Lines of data
....

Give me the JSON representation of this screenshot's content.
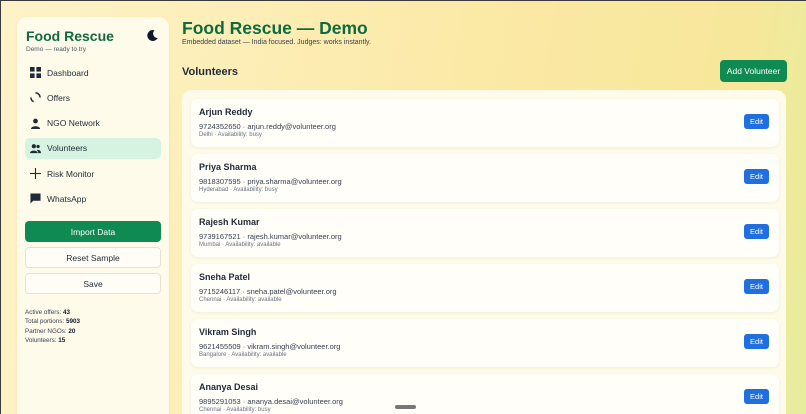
{
  "sidebar": {
    "brand": "Food Rescue",
    "subtitle": "Demo — ready to try",
    "theme_toggle_icon": "moon-icon",
    "items": [
      {
        "label": "Dashboard",
        "icon": "grid-icon",
        "active": false
      },
      {
        "label": "Offers",
        "icon": "spinner-icon",
        "active": false
      },
      {
        "label": "NGO Network",
        "icon": "person-icon",
        "active": false
      },
      {
        "label": "Volunteers",
        "icon": "people-icon",
        "active": true
      },
      {
        "label": "Risk Monitor",
        "icon": "crosshair-icon",
        "active": false
      },
      {
        "label": "WhatsApp",
        "icon": "chat-icon",
        "active": false
      }
    ],
    "import_label": "Import Data",
    "reset_label": "Reset Sample",
    "save_label": "Save",
    "stats": [
      {
        "label": "Active offers:",
        "value": "43"
      },
      {
        "label": "Total portions:",
        "value": "5903"
      },
      {
        "label": "Partner NGOs:",
        "value": "20"
      },
      {
        "label": "Volunteers:",
        "value": "15"
      }
    ]
  },
  "main": {
    "title": "Food Rescue — Demo",
    "subtitle": "Embedded dataset — India focused. Judges: works instantly.",
    "section_title": "Volunteers",
    "add_label": "Add Volunteer",
    "edit_label": "Edit",
    "volunteers": [
      {
        "name": "Arjun Reddy",
        "contact": "9724352650 · arjun.reddy@volunteer.org",
        "meta": "Delhi · Availability: busy"
      },
      {
        "name": "Priya Sharma",
        "contact": "9818307595 · priya.sharma@volunteer.org",
        "meta": "Hyderabad · Availability: busy"
      },
      {
        "name": "Rajesh Kumar",
        "contact": "9739167521 · rajesh.kumar@volunteer.org",
        "meta": "Mumbai · Availability: available"
      },
      {
        "name": "Sneha Patel",
        "contact": "9715246117 · sneha.patel@volunteer.org",
        "meta": "Chennai · Availability: available"
      },
      {
        "name": "Vikram Singh",
        "contact": "9621455509 · vikram.singh@volunteer.org",
        "meta": "Bangalore · Availability: available"
      },
      {
        "name": "Ananya Desai",
        "contact": "9895291053 · ananya.desai@volunteer.org",
        "meta": "Chennai · Availability: busy"
      }
    ]
  },
  "colors": {
    "brand_green": "#0f6b3e",
    "button_green": "#0e8a52",
    "active_nav": "#d6f3e2",
    "edit_blue": "#1f6fe0"
  }
}
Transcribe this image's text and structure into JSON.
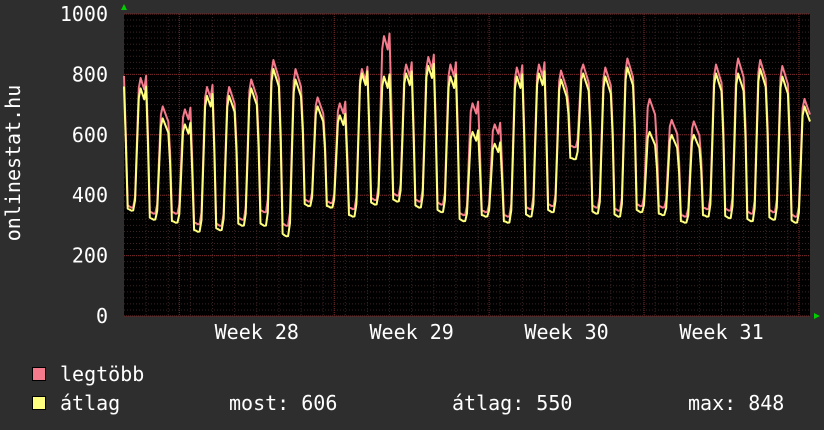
{
  "chart_data": {
    "type": "line",
    "ylabel": "onlinestat.hu",
    "yticks": [
      "0",
      "200",
      "400",
      "600",
      "800",
      "1000"
    ],
    "ylim": [
      0,
      1000
    ],
    "xlabel_ticks": [
      "Week 28",
      "Week 29",
      "Week 30",
      "Week 31"
    ],
    "grid": true,
    "days": 31,
    "series": [
      {
        "name": "legtöbb",
        "color": "#f47a8c",
        "peaks": [
          795,
          700,
          690,
          765,
          765,
          790,
          855,
          825,
          730,
          710,
          825,
          935,
          840,
          865,
          840,
          710,
          640,
          830,
          840,
          820,
          840,
          830,
          860,
          725,
          655,
          650,
          840,
          860,
          855,
          835,
          725,
          645
        ],
        "troughs": [
          360,
          340,
          340,
          305,
          300,
          320,
          345,
          300,
          380,
          375,
          355,
          385,
          400,
          380,
          370,
          335,
          345,
          330,
          355,
          365,
          560,
          360,
          350,
          365,
          360,
          330,
          355,
          350,
          340,
          345,
          330
        ]
      },
      {
        "name": "átlag",
        "color": "#ffff7f",
        "peaks": [
          760,
          660,
          640,
          735,
          735,
          760,
          825,
          790,
          700,
          670,
          810,
          800,
          810,
          835,
          800,
          615,
          575,
          800,
          810,
          790,
          810,
          800,
          830,
          615,
          605,
          605,
          810,
          810,
          825,
          800,
          700,
          605
        ],
        "troughs": [
          350,
          320,
          310,
          280,
          285,
          300,
          300,
          265,
          365,
          360,
          330,
          370,
          380,
          360,
          345,
          315,
          330,
          310,
          330,
          345,
          520,
          340,
          330,
          345,
          335,
          310,
          330,
          325,
          315,
          320,
          310
        ]
      }
    ]
  },
  "legend": {
    "max_label": "legtöbb",
    "avg_label": "átlag",
    "now_text": "most: 606",
    "avg_text": "átlag: 550",
    "max_text": "max: 848"
  }
}
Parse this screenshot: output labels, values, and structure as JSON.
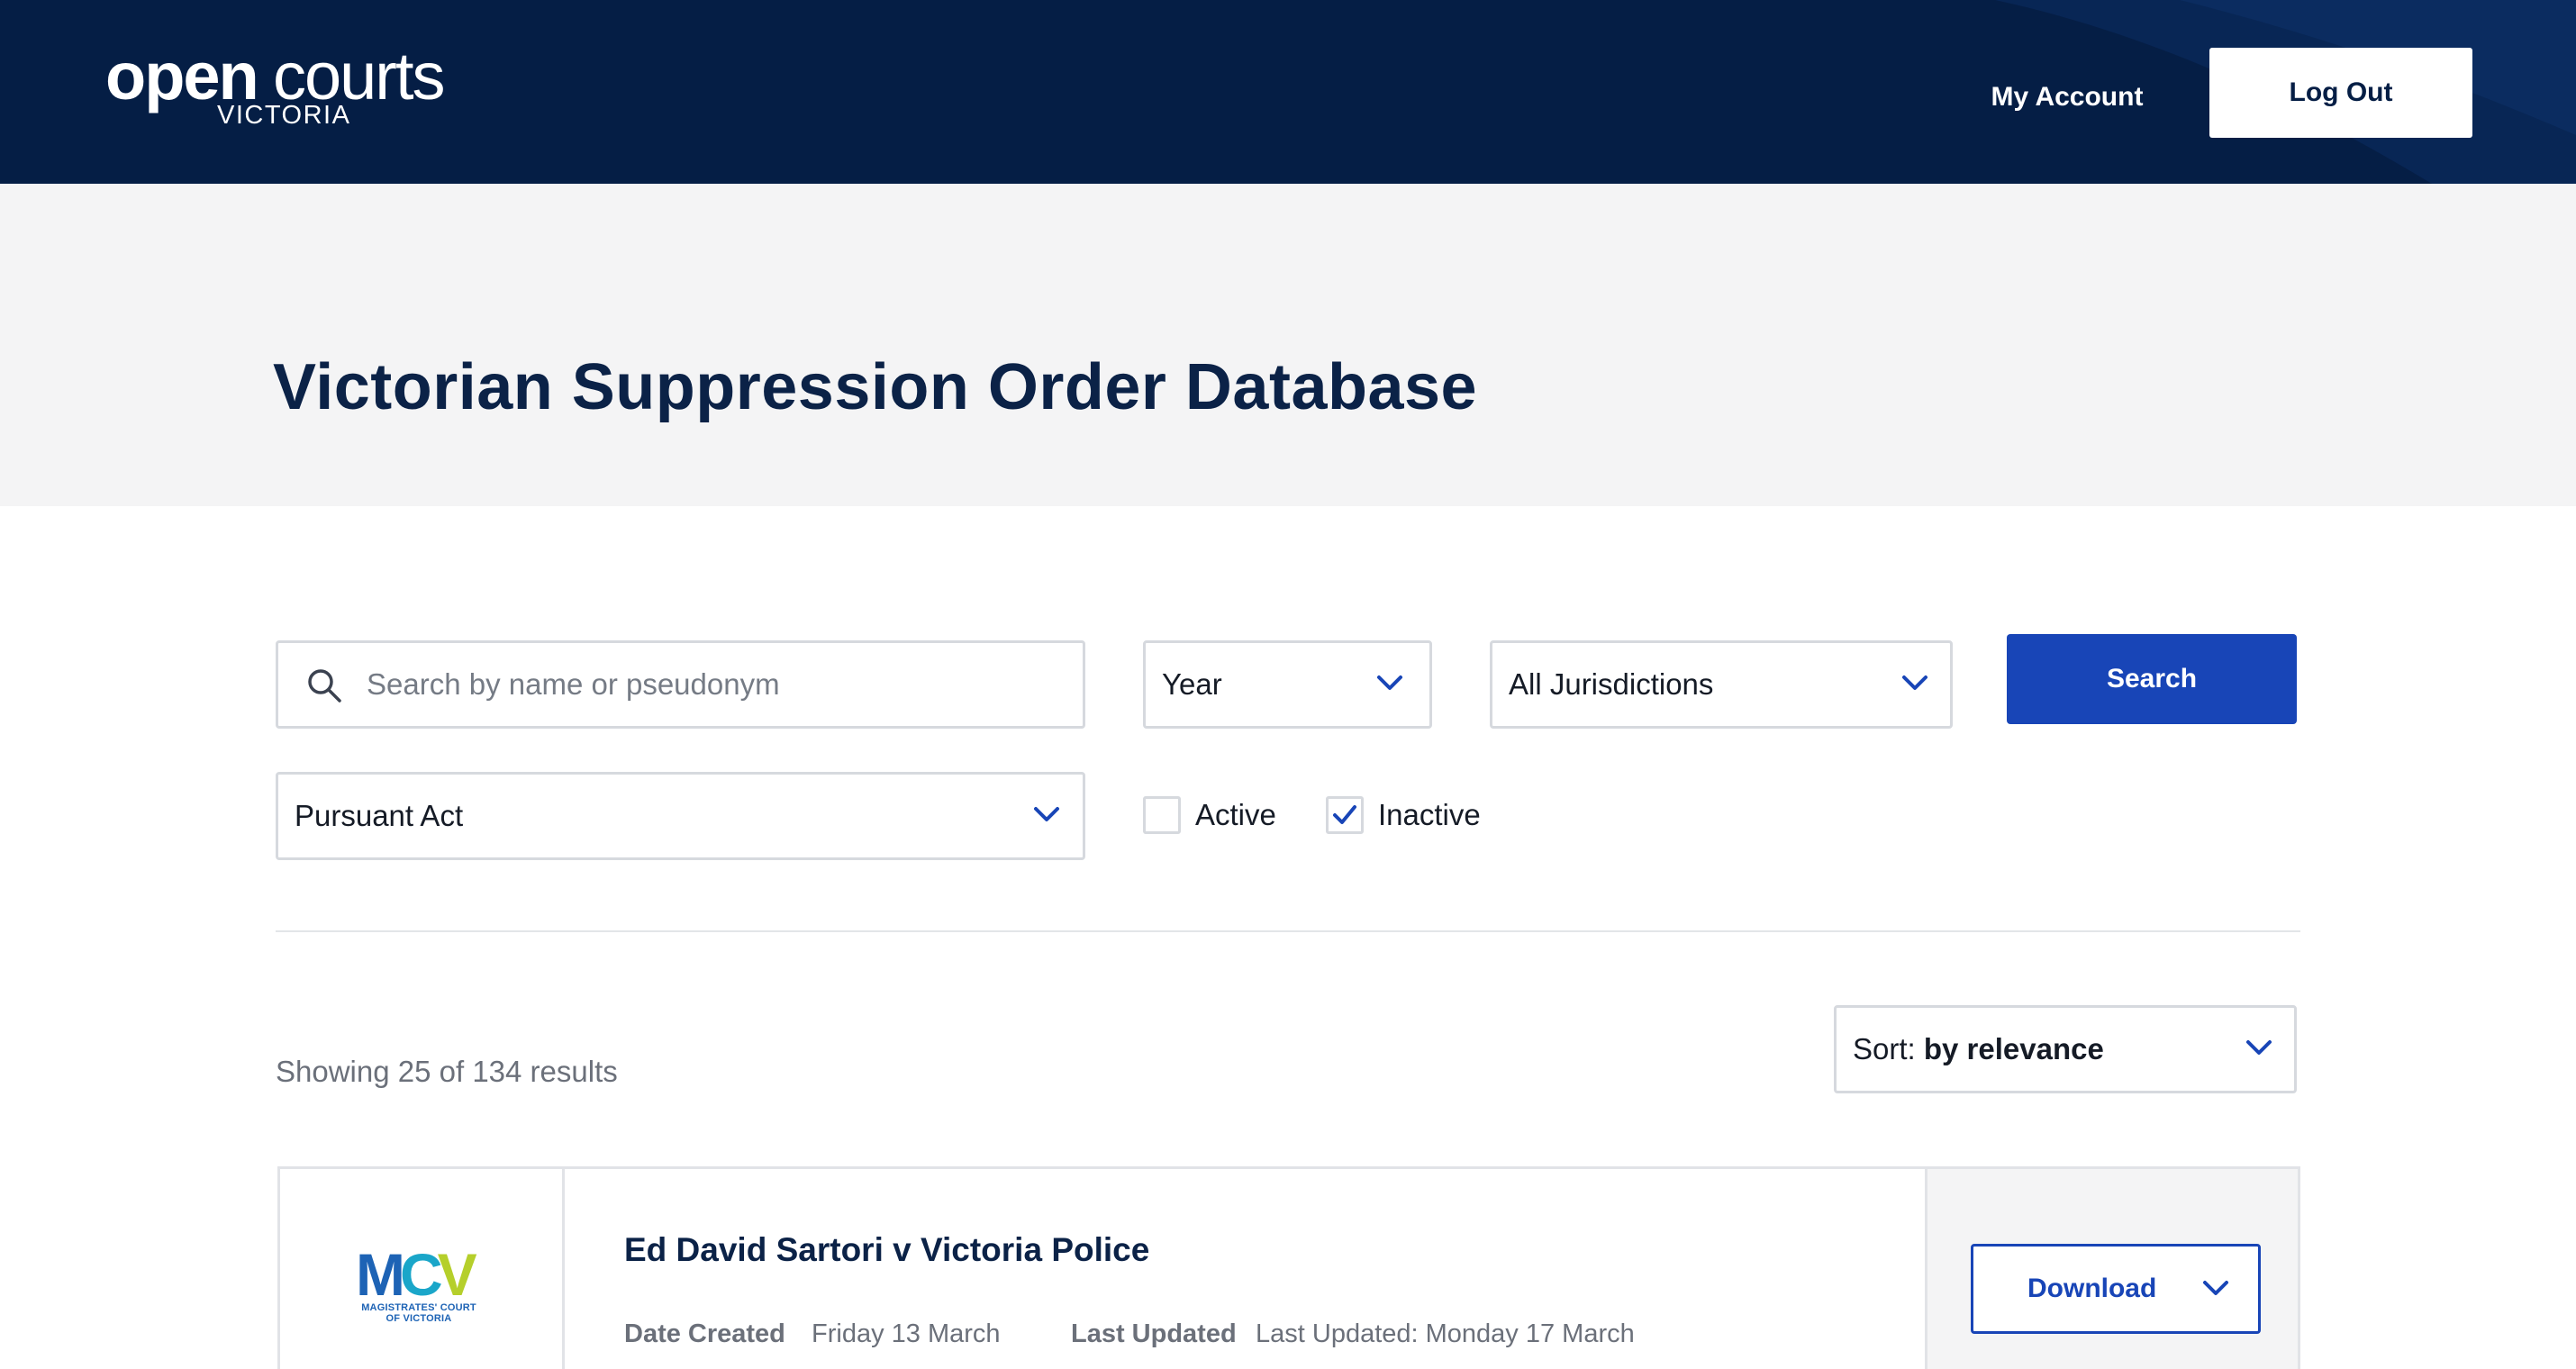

....

**Exercise task**
Every entry above should be duplicated exactly. Do not include the images.

**Written answer**
Give me the JSON representation of this screenshot's content.
{
  "sidebar": {
    "brand": "Food Rescue",
    "subtitle": "Demo — ready to try",
    "theme_toggle_icon": "moon-icon",
    "items": [
      {
        "label": "Dashboard",
        "icon": "grid-icon",
        "active": false
      },
      {
        "label": "Offers",
        "icon": "spinner-icon",
        "active": false
      },
      {
        "label": "NGO Network",
        "icon": "person-icon",
        "active": false
      },
      {
        "label": "Volunteers",
        "icon": "people-icon",
        "active": true
      },
      {
        "label": "Risk Monitor",
        "icon": "crosshair-icon",
        "active": false
      },
      {
        "label": "WhatsApp",
        "icon": "chat-icon",
        "active": false
      }
    ],
    "import_label": "Import Data",
    "reset_label": "Reset Sample",
    "save_label": "Save",
    "stats": [
      {
        "label": "Active offers:",
        "value": "43"
      },
      {
        "label": "Total portions:",
        "value": "5903"
      },
      {
        "label": "Partner NGOs:",
        "value": "20"
      },
      {
        "label": "Volunteers:",
        "value": "15"
      }
    ]
  },
  "main": {
    "title": "Food Rescue — Demo",
    "subtitle": "Embedded dataset — India focused. Judges: works instantly.",
    "section_title": "Volunteers",
    "add_label": "Add Volunteer",
    "edit_label": "Edit",
    "volunteers": [
      {
        "name": "Arjun Reddy",
        "contact": "9724352650 · arjun.reddy@volunteer.org",
        "meta": "Delhi · Availability: busy"
      },
      {
        "name": "Priya Sharma",
        "contact": "9818307595 · priya.sharma@volunteer.org",
        "meta": "Hyderabad · Availability: busy"
      },
      {
        "name": "Rajesh Kumar",
        "contact": "9739167521 · rajesh.kumar@volunteer.org",
        "meta": "Mumbai · Availability: available"
      },
      {
        "name": "Sneha Patel",
        "contact": "9715246117 · sneha.patel@volunteer.org",
        "meta": "Chennai · Availability: available"
      },
      {
        "name": "Vikram Singh",
        "contact": "9621455509 · vikram.singh@volunteer.org",
        "meta": "Bangalore · Availability: available"
      },
      {
        "name": "Ananya Desai",
        "contact": "9895291053 · ananya.desai@volunteer.org",
        "meta": "Chennai · Availability: busy"
      }
    ]
  },
  "colors": {
    "brand_green": "#0f6b3e",
    "button_green": "#0e8a52",
    "active_nav": "#d6f3e2",
    "edit_blue": "#1f6fe0"
  }
}
Transcribe this image's text and structure into JSON.
{
  "chart_data": {
    "type": "line",
    "ylabel": "onlinestat.hu",
    "yticks": [
      "0",
      "200",
      "400",
      "600",
      "800",
      "1000"
    ],
    "ylim": [
      0,
      1000
    ],
    "xlabel_ticks": [
      "Week 28",
      "Week 29",
      "Week 30",
      "Week 31"
    ],
    "grid": true,
    "days": 31,
    "series": [
      {
        "name": "legtöbb",
        "color": "#f47a8c",
        "peaks": [
          795,
          700,
          690,
          765,
          765,
          790,
          855,
          825,
          730,
          710,
          825,
          935,
          840,
          865,
          840,
          710,
          640,
          830,
          840,
          820,
          840,
          830,
          860,
          725,
          655,
          650,
          840,
          860,
          855,
          835,
          725,
          645
        ],
        "troughs": [
          360,
          340,
          340,
          305,
          300,
          320,
          345,
          300,
          380,
          375,
          355,
          385,
          400,
          380,
          370,
          335,
          345,
          330,
          355,
          365,
          560,
          360,
          350,
          365,
          360,
          330,
          355,
          350,
          340,
          345,
          330
        ]
      },
      {
        "name": "átlag",
        "color": "#ffff7f",
        "peaks": [
          760,
          660,
          640,
          735,
          735,
          760,
          825,
          790,
          700,
          670,
          810,
          800,
          810,
          835,
          800,
          615,
          575,
          800,
          810,
          790,
          810,
          800,
          830,
          615,
          605,
          605,
          810,
          810,
          825,
          800,
          700,
          605
        ],
        "troughs": [
          350,
          320,
          310,
          280,
          285,
          300,
          300,
          265,
          365,
          360,
          330,
          370,
          380,
          360,
          345,
          315,
          330,
          310,
          330,
          345,
          520,
          340,
          330,
          345,
          335,
          310,
          330,
          325,
          315,
          320,
          310
        ]
      }
    ]
  },
  "legend": {
    "max_label": "legtöbb",
    "avg_label": "átlag",
    "now_text": "most: 606",
    "avg_text": "átlag: 550",
    "max_text": "max: 848"
  }
}
Parse this screenshot: output labels, values, and structure as JSON.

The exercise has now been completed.